#### RECORDED DATA

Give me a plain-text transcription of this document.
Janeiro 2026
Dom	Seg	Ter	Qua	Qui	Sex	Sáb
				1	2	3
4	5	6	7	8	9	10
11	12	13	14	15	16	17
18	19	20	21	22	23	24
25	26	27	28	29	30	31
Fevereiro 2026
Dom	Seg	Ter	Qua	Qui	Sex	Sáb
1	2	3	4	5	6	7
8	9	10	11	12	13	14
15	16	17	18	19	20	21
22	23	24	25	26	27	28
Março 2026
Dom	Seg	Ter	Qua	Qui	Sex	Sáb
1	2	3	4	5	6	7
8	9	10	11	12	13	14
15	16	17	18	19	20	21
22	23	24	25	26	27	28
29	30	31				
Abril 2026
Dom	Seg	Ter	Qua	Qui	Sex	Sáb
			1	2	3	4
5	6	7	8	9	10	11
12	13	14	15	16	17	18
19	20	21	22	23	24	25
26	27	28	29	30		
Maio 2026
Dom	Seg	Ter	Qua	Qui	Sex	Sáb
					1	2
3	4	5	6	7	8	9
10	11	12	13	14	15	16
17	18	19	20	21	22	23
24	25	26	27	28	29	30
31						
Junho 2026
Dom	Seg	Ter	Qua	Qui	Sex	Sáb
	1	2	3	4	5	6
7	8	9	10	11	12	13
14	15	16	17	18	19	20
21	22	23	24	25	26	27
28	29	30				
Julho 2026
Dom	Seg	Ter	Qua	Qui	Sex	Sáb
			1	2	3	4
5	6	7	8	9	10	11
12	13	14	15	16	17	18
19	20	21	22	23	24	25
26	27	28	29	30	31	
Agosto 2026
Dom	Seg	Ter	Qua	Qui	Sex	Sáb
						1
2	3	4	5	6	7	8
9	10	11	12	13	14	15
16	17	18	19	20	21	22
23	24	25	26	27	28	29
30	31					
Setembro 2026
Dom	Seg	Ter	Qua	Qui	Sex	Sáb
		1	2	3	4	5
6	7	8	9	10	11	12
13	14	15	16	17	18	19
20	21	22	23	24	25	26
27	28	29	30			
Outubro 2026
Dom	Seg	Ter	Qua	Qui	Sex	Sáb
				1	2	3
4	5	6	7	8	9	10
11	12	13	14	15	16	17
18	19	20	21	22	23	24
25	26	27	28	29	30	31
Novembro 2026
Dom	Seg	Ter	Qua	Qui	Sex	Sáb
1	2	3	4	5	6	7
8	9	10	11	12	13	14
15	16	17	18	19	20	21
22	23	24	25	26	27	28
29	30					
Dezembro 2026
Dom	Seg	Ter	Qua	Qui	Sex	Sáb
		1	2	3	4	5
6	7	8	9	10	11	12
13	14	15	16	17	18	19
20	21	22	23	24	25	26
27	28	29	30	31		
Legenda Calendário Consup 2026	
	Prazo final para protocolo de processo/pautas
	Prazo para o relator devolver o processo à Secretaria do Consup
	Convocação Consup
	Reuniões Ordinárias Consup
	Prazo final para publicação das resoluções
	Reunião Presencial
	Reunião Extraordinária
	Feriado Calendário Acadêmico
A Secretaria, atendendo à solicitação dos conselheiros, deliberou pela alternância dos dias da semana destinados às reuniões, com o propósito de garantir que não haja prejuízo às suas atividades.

########
#### RECORDED DATA

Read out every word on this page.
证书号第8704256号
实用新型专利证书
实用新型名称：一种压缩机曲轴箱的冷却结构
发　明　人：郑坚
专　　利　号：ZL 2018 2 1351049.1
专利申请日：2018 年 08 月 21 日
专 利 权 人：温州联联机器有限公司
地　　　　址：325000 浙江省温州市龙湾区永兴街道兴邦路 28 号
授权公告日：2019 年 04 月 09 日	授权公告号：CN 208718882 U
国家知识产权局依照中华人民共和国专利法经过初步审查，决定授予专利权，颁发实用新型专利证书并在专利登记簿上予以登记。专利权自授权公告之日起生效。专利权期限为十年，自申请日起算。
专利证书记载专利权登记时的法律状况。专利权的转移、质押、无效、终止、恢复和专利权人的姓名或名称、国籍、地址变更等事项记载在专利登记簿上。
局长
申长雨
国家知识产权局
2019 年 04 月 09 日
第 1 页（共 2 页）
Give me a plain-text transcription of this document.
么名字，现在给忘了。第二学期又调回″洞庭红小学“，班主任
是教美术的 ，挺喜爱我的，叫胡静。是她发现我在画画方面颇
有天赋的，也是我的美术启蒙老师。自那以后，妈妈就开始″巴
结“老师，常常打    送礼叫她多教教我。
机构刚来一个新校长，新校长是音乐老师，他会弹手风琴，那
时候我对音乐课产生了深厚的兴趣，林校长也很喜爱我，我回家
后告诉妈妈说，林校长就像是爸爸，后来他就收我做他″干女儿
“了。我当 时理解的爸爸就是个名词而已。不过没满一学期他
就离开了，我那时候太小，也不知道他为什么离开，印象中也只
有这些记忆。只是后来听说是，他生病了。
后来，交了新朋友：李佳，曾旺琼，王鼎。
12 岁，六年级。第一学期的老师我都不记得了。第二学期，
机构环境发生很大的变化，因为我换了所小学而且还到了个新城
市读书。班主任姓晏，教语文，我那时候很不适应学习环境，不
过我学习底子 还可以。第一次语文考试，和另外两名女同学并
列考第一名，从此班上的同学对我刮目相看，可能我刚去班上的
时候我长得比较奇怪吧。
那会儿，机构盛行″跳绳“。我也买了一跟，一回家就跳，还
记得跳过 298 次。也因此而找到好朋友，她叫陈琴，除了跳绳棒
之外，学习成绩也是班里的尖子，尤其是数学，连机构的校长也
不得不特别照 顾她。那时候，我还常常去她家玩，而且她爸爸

########
#### RECORDED DATA

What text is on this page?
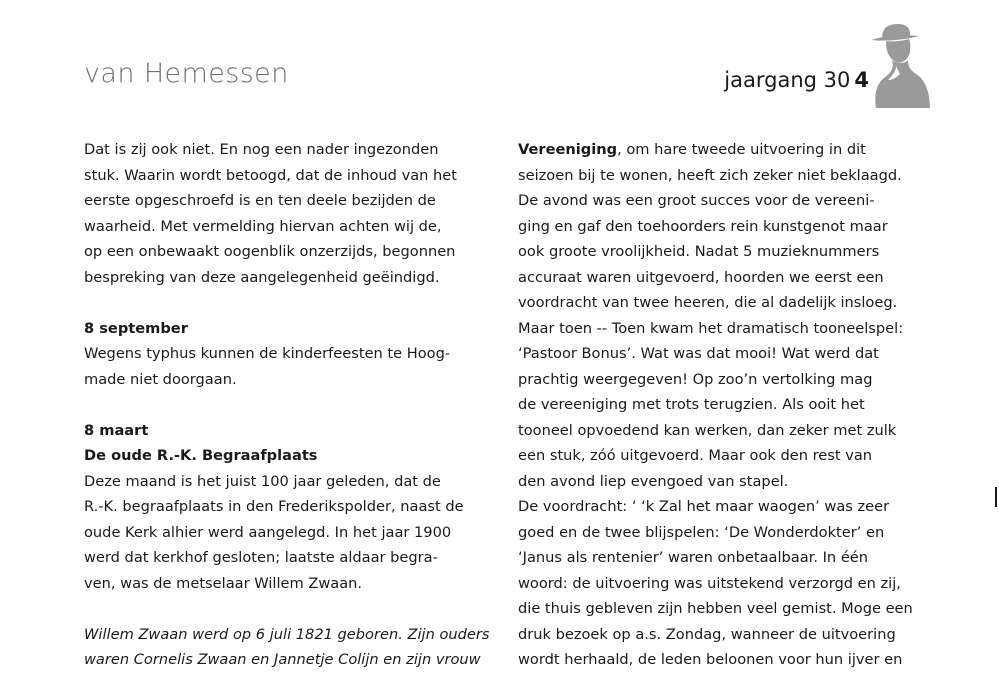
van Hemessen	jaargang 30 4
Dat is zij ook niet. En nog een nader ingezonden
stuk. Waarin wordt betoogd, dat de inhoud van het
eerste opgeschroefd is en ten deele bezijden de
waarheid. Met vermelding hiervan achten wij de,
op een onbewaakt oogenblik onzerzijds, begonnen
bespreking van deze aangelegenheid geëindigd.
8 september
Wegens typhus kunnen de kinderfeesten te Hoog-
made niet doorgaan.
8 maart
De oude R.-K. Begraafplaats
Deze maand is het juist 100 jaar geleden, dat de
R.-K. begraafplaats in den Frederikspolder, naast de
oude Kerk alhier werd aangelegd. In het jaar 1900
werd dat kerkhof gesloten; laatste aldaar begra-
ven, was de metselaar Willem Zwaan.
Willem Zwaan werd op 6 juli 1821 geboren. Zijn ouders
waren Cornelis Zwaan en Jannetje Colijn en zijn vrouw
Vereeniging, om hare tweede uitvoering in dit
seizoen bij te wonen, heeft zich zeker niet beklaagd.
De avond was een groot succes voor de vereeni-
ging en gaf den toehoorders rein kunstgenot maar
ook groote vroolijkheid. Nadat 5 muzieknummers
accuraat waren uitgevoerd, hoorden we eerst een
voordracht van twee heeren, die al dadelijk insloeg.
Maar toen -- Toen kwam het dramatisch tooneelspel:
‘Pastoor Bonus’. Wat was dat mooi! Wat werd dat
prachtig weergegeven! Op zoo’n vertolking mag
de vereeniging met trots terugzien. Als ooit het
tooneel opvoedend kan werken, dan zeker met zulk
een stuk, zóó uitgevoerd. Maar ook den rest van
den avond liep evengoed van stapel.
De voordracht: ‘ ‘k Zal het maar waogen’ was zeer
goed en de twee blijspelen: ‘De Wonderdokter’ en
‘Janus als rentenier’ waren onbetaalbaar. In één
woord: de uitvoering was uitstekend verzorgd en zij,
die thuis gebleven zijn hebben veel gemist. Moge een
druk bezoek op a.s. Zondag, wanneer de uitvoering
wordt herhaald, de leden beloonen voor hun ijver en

########

## WHAT THE EXERCISE ASKS
Make a copy of each line that contains the string "wordt".

## CORRECT OUTPUT
stuk. Waarin wordt betoogd, dat de inhoud van het
wordt herhaald, de leden beloonen voor hun ijver en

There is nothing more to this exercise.